Data entries
::::

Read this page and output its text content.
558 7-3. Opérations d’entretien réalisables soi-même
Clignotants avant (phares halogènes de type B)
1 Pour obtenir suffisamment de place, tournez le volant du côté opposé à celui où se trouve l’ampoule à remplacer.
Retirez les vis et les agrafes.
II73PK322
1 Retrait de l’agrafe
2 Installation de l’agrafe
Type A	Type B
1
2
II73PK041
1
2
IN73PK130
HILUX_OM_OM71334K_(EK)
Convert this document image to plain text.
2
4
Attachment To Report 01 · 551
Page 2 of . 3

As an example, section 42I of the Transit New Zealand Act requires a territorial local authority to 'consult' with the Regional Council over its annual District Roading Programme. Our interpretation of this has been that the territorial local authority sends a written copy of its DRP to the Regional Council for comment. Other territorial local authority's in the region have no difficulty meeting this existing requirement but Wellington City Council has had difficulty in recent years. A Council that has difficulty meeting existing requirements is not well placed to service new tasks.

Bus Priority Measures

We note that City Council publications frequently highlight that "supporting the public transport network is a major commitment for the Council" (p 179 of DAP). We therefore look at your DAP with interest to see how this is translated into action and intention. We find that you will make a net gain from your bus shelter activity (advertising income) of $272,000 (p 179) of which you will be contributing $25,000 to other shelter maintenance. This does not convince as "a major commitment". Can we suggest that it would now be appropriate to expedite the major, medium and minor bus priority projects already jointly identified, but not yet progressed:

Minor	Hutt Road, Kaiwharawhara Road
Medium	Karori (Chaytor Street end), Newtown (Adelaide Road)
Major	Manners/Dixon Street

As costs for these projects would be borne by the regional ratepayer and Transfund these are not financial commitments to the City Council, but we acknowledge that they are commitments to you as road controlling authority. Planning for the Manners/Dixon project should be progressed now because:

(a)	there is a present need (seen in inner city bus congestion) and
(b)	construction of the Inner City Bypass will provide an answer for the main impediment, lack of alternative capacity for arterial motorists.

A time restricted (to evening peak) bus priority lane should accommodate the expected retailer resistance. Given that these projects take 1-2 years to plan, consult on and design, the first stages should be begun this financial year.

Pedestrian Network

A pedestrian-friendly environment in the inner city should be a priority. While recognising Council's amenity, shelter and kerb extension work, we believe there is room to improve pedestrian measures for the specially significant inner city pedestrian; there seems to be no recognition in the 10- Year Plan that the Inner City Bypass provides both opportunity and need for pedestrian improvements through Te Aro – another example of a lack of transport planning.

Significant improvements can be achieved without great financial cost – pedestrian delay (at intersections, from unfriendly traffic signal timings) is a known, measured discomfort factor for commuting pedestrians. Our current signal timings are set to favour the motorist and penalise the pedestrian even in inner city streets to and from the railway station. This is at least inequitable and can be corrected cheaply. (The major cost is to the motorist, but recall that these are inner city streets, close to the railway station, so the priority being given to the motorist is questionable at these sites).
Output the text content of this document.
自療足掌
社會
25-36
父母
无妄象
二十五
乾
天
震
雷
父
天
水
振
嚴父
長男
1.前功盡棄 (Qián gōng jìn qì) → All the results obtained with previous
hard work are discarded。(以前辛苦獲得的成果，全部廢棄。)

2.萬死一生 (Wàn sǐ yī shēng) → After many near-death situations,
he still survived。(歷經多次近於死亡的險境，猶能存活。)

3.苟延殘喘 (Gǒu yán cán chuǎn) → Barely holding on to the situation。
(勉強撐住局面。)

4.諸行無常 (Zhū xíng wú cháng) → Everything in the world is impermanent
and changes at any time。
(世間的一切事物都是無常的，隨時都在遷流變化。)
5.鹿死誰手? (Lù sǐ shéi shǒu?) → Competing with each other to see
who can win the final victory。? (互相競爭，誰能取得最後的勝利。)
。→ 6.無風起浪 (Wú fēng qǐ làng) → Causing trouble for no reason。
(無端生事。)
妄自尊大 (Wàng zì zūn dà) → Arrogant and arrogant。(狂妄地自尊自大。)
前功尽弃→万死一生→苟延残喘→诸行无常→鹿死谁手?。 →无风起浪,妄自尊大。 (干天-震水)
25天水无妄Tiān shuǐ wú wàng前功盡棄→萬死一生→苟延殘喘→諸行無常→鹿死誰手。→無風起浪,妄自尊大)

::::

PROMPT: Extract each line from the entries above that contains the string "time".

EXPECTED ANSWER:
A time restricted (to evening peak) bus priority lane should accommodate the expected retailer resistance. Given that these projects take 1-2 years to plan, consult on and design, the first stages should be begun this financial year.
and changes at any time。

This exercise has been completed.